**GOAL OF THE EXERCISE:** Retype the lines of the items below character for character, beginning at the line that contains "expand-icon[interactable]: +: [757, 447, 766, 456]" and stopping after the line that contains "grid-button[interactable]: #轴网: [811, 31, 835, 85]".

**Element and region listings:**
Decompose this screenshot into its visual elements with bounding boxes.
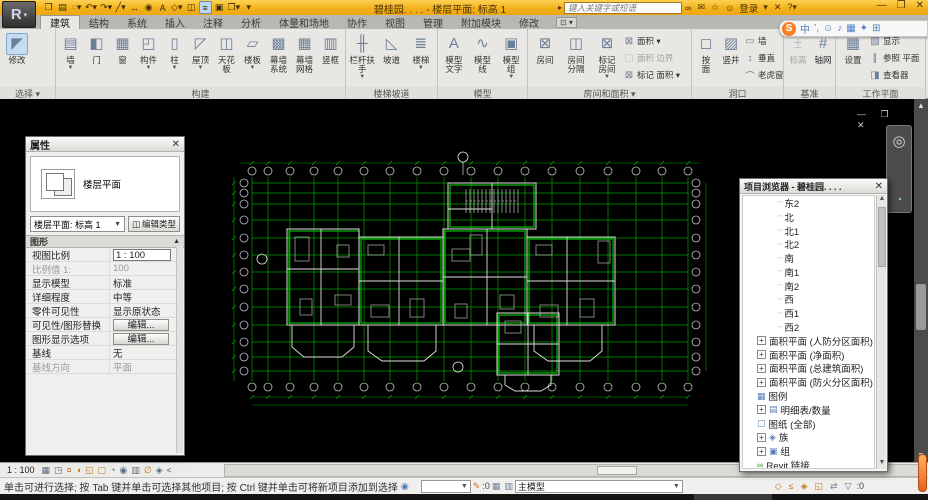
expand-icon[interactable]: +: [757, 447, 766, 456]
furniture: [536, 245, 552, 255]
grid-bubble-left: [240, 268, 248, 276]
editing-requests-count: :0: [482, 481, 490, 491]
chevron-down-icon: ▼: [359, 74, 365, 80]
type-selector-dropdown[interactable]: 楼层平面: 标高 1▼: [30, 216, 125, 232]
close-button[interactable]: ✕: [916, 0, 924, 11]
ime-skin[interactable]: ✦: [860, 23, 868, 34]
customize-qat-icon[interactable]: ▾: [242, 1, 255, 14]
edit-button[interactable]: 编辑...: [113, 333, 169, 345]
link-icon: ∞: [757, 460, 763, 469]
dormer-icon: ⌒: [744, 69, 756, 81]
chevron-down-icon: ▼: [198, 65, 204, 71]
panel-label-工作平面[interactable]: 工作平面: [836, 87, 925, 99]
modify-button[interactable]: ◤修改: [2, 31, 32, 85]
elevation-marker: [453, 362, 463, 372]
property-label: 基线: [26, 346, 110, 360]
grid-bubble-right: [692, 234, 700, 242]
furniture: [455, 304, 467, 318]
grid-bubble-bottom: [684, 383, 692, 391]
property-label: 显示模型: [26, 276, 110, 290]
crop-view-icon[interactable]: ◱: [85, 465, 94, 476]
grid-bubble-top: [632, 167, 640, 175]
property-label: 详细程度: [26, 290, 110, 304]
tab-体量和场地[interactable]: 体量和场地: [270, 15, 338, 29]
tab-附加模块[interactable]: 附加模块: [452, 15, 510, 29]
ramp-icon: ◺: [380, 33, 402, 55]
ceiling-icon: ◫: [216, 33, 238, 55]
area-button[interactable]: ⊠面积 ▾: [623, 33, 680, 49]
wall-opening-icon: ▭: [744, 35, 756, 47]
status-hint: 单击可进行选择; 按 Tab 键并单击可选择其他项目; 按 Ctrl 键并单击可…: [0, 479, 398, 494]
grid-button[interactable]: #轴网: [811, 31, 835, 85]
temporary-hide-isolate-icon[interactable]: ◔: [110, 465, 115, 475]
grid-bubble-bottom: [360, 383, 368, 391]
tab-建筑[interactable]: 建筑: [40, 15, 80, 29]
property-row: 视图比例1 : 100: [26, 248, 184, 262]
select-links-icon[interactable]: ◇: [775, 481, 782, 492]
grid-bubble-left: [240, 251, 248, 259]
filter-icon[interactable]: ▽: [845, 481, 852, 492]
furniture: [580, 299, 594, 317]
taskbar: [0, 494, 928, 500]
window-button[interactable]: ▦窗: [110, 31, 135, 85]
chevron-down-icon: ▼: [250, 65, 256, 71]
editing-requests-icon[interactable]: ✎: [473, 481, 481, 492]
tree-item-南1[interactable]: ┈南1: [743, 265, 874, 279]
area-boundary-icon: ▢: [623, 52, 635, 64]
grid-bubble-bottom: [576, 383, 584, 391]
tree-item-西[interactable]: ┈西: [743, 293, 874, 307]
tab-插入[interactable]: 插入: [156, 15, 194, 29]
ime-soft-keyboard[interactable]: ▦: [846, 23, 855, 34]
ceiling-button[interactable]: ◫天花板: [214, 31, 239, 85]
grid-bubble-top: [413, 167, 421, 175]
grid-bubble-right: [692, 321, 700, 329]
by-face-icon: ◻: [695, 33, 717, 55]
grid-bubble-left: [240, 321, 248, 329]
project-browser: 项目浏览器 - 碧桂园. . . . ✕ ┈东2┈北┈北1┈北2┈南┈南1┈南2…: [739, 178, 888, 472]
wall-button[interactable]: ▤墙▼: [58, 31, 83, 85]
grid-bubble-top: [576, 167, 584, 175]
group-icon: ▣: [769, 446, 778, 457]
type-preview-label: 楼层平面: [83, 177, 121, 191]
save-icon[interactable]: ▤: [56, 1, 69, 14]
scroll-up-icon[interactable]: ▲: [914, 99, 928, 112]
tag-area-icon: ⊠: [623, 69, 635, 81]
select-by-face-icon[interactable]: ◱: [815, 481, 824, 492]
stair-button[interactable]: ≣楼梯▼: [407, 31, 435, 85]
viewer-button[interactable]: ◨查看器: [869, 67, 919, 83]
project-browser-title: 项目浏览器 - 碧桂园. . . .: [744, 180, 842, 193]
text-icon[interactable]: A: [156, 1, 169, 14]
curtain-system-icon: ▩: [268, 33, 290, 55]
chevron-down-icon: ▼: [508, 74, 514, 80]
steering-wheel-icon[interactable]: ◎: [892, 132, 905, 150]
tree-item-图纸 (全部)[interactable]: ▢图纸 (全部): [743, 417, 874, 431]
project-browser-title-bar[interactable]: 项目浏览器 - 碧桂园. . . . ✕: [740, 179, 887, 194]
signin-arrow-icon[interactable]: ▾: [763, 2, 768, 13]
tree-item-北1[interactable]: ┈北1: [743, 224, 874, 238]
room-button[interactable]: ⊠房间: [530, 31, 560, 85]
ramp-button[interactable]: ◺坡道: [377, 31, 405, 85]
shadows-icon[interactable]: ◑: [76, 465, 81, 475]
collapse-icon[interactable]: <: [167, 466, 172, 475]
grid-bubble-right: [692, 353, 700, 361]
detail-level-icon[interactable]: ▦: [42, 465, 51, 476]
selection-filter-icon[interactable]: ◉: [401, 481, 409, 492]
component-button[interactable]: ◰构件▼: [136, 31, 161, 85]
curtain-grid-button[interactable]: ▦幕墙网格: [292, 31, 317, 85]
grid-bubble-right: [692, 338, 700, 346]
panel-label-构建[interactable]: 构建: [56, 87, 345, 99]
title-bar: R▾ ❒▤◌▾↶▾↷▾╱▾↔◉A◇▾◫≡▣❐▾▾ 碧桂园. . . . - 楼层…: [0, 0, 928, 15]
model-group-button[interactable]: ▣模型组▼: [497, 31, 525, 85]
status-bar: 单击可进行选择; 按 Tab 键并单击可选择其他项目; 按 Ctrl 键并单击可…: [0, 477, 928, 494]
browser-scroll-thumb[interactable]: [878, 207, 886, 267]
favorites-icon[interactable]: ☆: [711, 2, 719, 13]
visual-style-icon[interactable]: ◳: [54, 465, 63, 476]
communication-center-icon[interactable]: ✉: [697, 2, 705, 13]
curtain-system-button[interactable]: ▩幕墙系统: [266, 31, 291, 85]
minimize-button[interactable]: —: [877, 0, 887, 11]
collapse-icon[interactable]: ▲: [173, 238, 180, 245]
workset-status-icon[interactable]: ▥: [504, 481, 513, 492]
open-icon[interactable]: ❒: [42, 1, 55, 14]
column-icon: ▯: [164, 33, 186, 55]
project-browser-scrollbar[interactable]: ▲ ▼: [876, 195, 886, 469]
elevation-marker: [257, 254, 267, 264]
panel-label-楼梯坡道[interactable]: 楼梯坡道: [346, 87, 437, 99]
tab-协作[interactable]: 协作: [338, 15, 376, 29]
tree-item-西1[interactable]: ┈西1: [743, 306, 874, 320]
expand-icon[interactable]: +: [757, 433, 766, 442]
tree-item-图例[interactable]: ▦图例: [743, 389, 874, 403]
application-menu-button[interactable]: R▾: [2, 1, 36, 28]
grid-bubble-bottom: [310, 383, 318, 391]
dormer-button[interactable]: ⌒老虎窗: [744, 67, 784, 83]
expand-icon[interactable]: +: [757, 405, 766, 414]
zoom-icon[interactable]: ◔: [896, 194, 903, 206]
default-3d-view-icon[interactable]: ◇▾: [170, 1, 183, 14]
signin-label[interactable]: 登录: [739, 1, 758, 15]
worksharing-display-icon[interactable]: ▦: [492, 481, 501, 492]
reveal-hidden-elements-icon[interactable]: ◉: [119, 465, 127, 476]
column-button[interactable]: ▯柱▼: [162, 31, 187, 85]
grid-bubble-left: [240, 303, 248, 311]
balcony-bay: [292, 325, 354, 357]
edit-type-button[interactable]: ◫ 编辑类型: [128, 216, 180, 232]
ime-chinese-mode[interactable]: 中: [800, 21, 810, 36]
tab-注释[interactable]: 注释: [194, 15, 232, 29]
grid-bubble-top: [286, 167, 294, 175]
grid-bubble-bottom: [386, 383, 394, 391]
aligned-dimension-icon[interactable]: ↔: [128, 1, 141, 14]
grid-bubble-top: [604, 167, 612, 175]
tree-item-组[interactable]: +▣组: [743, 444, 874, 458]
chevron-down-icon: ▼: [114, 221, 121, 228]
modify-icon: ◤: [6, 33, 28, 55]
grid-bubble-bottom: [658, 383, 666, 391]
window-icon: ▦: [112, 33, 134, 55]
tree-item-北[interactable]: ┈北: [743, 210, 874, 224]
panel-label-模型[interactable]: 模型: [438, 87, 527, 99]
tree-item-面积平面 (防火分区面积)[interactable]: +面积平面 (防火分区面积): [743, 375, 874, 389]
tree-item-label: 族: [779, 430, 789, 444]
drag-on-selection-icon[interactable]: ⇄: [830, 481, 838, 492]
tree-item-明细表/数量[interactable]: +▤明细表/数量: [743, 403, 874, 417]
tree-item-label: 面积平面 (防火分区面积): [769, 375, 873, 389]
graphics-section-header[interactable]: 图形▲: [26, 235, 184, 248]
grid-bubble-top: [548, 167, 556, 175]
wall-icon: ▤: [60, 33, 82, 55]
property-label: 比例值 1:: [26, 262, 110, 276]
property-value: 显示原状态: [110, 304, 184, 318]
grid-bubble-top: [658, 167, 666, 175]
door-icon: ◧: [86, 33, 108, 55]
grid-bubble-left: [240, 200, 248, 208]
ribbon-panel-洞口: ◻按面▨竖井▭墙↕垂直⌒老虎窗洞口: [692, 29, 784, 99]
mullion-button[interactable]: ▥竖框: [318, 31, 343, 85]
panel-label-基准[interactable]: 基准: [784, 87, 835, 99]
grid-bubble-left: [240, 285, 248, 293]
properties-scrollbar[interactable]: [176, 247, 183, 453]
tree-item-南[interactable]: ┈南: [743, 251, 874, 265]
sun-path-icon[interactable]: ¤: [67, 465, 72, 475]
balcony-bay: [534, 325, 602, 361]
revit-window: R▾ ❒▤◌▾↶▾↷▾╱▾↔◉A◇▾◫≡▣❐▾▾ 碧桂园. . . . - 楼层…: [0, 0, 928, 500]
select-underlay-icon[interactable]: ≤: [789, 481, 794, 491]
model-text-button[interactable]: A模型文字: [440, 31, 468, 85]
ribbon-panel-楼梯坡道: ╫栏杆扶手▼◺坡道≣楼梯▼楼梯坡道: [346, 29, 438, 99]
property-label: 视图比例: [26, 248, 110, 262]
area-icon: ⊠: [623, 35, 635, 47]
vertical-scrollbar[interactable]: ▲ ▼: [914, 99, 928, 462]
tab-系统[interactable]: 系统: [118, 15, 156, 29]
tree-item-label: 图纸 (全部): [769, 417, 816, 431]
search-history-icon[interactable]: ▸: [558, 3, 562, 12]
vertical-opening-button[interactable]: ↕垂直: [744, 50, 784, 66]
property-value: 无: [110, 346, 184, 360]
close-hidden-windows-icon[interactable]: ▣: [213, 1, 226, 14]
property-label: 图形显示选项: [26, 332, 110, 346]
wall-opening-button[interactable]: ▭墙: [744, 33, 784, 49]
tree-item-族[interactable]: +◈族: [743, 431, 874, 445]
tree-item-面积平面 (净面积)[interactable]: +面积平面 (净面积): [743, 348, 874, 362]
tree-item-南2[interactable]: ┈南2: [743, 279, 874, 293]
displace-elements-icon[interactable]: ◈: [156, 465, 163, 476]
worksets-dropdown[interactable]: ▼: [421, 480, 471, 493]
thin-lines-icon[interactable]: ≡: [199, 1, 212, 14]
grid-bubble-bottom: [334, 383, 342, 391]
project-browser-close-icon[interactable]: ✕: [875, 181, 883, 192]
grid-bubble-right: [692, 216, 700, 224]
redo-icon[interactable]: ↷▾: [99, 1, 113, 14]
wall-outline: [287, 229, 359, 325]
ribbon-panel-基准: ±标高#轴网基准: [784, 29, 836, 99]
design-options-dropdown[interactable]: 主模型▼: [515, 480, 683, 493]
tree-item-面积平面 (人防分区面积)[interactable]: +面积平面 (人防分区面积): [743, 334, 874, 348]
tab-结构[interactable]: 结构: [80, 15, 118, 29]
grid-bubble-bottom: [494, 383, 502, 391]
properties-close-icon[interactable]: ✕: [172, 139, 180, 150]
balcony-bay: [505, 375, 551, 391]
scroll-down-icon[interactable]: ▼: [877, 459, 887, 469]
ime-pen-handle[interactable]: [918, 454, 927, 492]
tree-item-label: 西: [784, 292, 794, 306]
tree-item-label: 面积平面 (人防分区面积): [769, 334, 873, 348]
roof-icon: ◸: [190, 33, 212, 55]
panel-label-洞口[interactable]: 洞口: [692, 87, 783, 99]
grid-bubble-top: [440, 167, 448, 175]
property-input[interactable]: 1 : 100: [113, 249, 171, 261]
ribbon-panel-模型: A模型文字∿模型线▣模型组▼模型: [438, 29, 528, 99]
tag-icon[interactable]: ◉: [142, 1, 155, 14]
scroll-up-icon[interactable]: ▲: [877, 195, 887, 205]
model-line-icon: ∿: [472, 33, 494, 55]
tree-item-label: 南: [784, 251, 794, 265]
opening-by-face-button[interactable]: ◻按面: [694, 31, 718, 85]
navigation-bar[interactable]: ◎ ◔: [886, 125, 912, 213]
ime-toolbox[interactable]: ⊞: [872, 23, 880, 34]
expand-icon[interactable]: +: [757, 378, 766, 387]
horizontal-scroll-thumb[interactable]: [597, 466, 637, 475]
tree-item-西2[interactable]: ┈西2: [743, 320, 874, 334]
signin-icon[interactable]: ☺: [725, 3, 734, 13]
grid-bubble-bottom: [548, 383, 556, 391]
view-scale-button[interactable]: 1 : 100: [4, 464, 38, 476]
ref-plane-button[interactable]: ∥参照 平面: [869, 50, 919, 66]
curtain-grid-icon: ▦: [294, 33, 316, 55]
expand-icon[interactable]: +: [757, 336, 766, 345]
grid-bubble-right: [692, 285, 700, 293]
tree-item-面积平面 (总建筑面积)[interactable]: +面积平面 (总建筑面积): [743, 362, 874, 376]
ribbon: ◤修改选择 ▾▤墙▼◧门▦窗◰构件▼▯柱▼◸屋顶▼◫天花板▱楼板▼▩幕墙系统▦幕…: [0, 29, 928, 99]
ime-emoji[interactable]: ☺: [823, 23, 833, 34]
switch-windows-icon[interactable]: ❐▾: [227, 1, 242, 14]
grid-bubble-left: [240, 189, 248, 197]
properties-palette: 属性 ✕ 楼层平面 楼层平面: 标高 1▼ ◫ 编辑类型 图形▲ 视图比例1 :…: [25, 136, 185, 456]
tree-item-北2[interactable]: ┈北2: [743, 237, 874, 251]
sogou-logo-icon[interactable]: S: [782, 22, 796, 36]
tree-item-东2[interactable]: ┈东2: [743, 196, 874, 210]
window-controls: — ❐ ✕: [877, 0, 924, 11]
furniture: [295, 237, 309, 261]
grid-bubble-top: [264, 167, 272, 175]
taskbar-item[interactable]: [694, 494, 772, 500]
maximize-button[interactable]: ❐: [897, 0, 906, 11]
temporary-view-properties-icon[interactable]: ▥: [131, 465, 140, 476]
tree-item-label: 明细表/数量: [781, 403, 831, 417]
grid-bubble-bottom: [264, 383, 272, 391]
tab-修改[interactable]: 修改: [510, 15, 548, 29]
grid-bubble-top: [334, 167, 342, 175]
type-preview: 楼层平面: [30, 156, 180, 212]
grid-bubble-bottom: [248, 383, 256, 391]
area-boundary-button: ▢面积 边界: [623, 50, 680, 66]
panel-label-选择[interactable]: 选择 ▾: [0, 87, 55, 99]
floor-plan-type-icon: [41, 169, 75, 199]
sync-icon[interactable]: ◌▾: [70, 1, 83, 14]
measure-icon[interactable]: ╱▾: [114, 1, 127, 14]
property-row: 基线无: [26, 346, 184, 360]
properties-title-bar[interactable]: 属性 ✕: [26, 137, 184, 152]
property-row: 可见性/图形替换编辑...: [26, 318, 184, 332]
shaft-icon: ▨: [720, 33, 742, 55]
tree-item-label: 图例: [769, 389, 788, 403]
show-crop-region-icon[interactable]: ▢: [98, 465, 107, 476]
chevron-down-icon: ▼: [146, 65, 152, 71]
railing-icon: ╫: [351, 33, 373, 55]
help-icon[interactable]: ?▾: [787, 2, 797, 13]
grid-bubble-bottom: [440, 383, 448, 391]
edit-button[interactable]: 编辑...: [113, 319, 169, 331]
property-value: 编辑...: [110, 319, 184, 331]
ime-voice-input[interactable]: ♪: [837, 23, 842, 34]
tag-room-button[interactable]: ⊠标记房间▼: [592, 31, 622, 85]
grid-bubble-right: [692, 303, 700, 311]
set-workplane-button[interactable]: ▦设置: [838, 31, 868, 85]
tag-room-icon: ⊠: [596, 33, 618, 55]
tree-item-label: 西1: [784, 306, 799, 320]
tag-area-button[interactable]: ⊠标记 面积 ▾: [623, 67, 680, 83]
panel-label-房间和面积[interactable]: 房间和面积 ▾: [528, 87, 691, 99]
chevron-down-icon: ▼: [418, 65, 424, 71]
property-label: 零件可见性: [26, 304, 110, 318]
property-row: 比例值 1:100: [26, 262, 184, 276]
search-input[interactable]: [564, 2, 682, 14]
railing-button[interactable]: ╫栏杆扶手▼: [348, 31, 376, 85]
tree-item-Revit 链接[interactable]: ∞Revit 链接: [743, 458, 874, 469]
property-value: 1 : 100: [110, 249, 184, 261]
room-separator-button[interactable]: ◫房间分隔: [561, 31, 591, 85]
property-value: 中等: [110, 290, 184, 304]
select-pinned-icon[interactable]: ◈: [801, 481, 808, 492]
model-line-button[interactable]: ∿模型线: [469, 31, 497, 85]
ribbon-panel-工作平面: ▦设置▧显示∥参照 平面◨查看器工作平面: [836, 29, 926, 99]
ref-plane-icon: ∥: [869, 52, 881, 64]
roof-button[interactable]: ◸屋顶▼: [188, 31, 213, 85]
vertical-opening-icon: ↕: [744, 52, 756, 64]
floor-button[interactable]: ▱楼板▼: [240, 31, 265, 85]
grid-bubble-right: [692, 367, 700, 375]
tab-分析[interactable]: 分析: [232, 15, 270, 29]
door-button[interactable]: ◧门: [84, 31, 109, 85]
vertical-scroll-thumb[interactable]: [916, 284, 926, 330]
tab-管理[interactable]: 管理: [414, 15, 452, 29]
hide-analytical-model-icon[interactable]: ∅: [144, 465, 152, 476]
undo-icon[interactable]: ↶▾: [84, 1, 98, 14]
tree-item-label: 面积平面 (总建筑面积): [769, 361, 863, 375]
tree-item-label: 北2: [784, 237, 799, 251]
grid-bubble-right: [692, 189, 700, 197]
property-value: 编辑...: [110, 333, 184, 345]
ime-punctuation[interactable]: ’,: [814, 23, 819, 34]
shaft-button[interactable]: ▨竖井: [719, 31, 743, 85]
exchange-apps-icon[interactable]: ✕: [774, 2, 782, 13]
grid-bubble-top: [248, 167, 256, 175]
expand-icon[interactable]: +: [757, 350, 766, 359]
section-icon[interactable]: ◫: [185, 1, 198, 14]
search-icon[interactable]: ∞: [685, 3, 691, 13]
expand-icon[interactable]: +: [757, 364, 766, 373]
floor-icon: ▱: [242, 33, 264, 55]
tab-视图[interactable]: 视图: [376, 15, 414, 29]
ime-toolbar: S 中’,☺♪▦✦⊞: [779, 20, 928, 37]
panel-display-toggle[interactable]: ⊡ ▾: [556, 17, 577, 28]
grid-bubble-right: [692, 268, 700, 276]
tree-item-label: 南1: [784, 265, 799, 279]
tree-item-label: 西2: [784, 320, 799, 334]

**ANSWER BELOW:**
expand-icon[interactable]: +: [757, 447, 766, 456]
furniture: [536, 245, 552, 255]
grid-bubble-left: [240, 268, 248, 276]
editing-requests-count: :0: [482, 481, 490, 491]
chevron-down-icon: ▼: [359, 74, 365, 80]
type-selector-dropdown[interactable]: 楼层平面: 标高 1▼: [30, 216, 125, 232]
close-button[interactable]: ✕: [916, 0, 924, 11]
ime-skin[interactable]: ✦: [860, 23, 868, 34]
customize-qat-icon[interactable]: ▾: [242, 1, 255, 14]
edit-button[interactable]: 编辑...: [113, 333, 169, 345]
link-icon: ∞: [757, 460, 763, 469]
dormer-icon: ⌒: [744, 69, 756, 81]
chevron-down-icon: ▼: [198, 65, 204, 71]
panel-label-工作平面[interactable]: 工作平面: [836, 87, 925, 99]
modify-button[interactable]: ◤修改: [2, 31, 32, 85]
elevation-marker: [453, 362, 463, 372]
property-label: 基线: [26, 346, 110, 360]
grid-bubble-right: [692, 234, 700, 242]
furniture: [455, 304, 467, 318]
grid-bubble-bottom: [684, 383, 692, 391]
property-label: 显示模型: [26, 276, 110, 290]
crop-view-icon[interactable]: ◱: [85, 465, 94, 476]
grid-bubble-top: [632, 167, 640, 175]
property-label: 详细程度: [26, 290, 110, 304]
tab-体量和场地[interactable]: 体量和场地: [270, 15, 338, 29]
tab-附加模块[interactable]: 附加模块: [452, 15, 510, 29]
ramp-icon: ◺: [380, 33, 402, 55]
ceiling-icon: ◫: [216, 33, 238, 55]
area-button[interactable]: ⊠面积 ▾: [623, 33, 680, 49]
wall-opening-icon: ▭: [744, 35, 756, 47]
status-hint: 单击可进行选择; 按 Tab 键并单击可选择其他项目; 按 Ctrl 键并单击可…: [0, 479, 398, 494]
grid-button[interactable]: #轴网: [811, 31, 835, 85]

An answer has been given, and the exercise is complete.